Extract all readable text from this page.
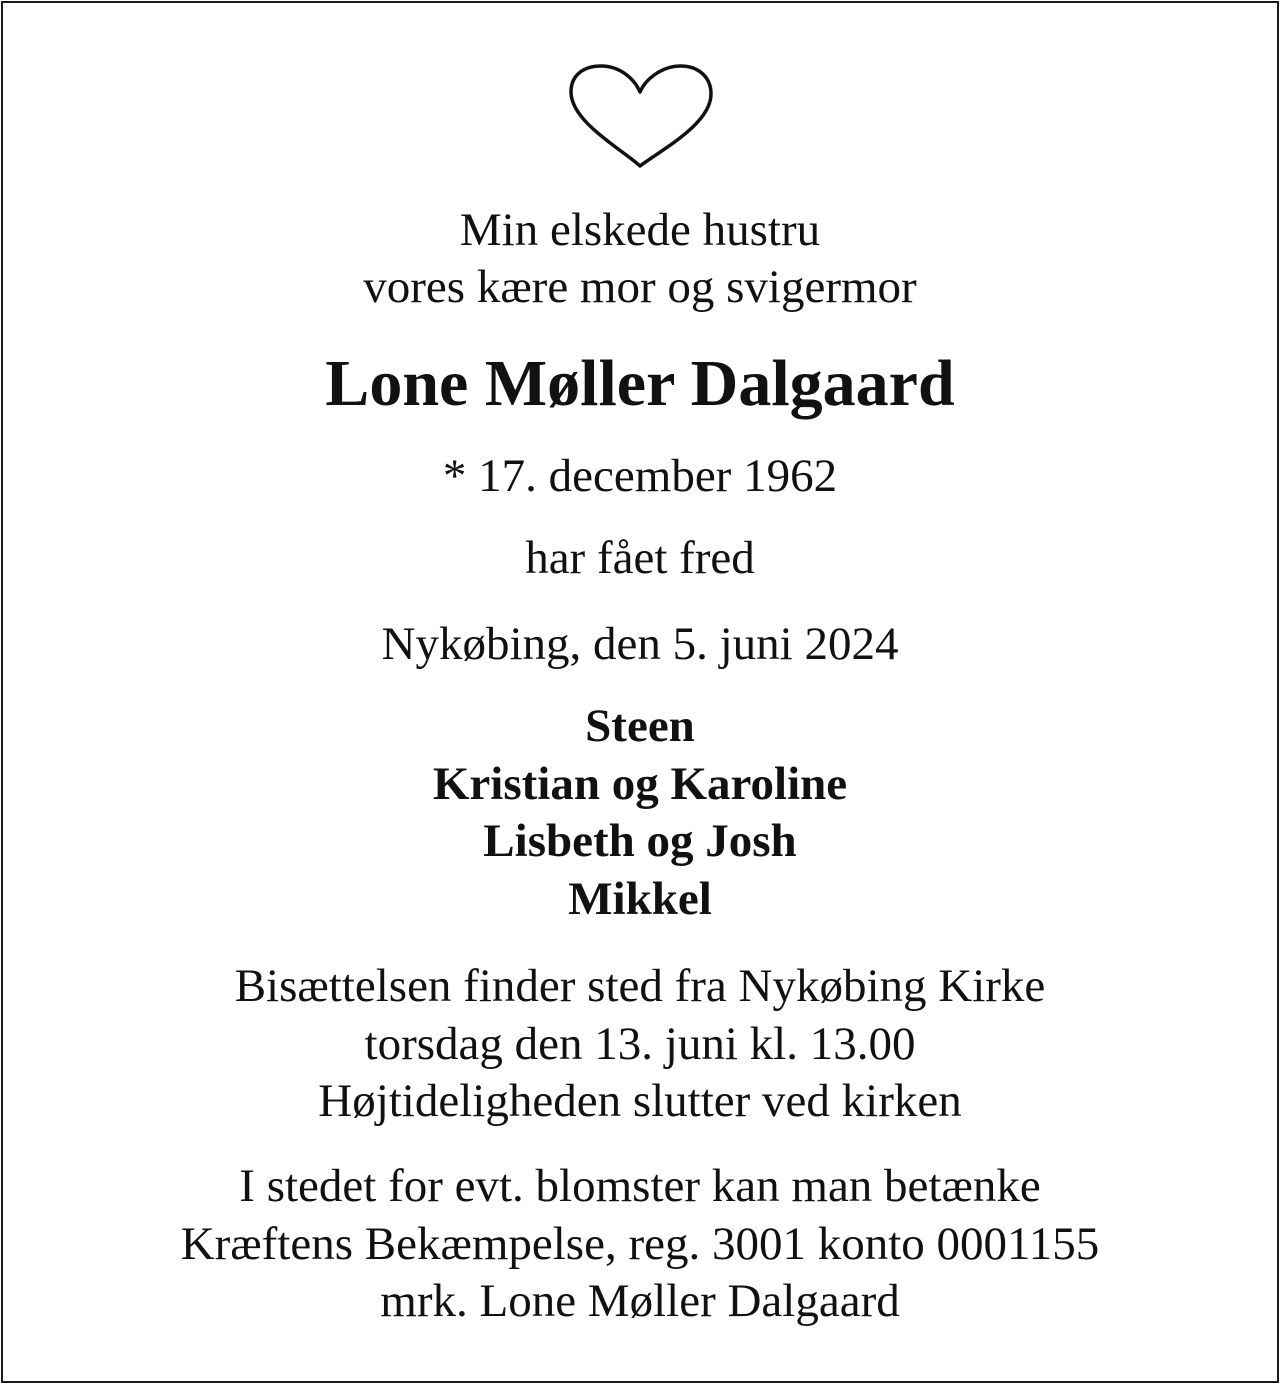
Min elskede hustru
vores kære mor og svigermor
Lone Møller Dalgaard
* 17. december 1962
har fået fred
Nykøbing, den 5. juni 2024
Steen
Kristian og Karoline
Lisbeth og Josh
Mikkel
Bisættelsen finder sted fra Nykøbing Kirke
torsdag den 13. juni kl. 13.00
Højtideligheden slutter ved kirken
I stedet for evt. blomster kan man betænke
Kræftens Bekæmpelse, reg. 3001 konto 0001155
mrk. Lone Møller Dalgaard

--

# Problem to solve
Which lines include "Møller"? Copy each of them out.

# Full response
Lone Møller Dalgaard
mrk. Lone Møller Dalgaard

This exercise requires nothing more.